** Written request **
In the data, extract each line that holds the string "informacije".

- - - -

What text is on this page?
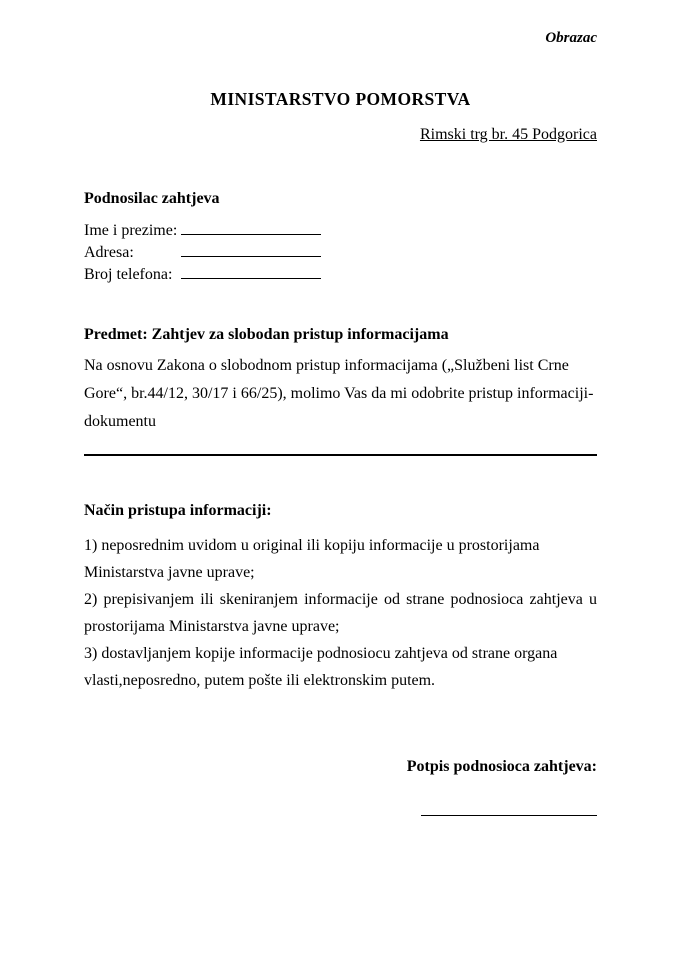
Obrazac
MINISTARSTVO POMORSTVA
Rimski trg br. 45 Podgorica
Podnosilac zahtjeva
Ime i prezime:
Adresa:
Broj telefona:
Predmet: Zahtjev za slobodan pristup informacijama

Na osnovu Zakona o slobodnom pristup informacijama („Službeni list Crne Gore“, br.44/12, 30/17 i 66/25), molimo Vas da mi odobrite pristup informaciji-dokumentu

Način pristupa informaciji:

1) neposrednim uvidom u original ili kopiju informacije u prostorijama Ministarstva javne uprave;

2) prepisivanjem ili skeniranjem informacije od strane podnosioca zahtjeva u prostorijama Ministarstva javne uprave;

3) dostavljanjem kopije informacije podnosiocu zahtjeva od strane organa vlasti,neposredno, putem pošte ili elektronskim putem.

Potpis podnosioca zahtjeva:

- - - -

** Result **
1) neposrednim uvidom u original ili kopiju informacije u prostorijama Ministarstva javne uprave;
2) prepisivanjem ili skeniranjem informacije od strane podnosioca zahtjeva u prostorijama Ministarstva javne uprave;
3) dostavljanjem kopije informacije podnosiocu zahtjeva od strane organa vlasti,neposredno, putem pošte ili elektronskim putem.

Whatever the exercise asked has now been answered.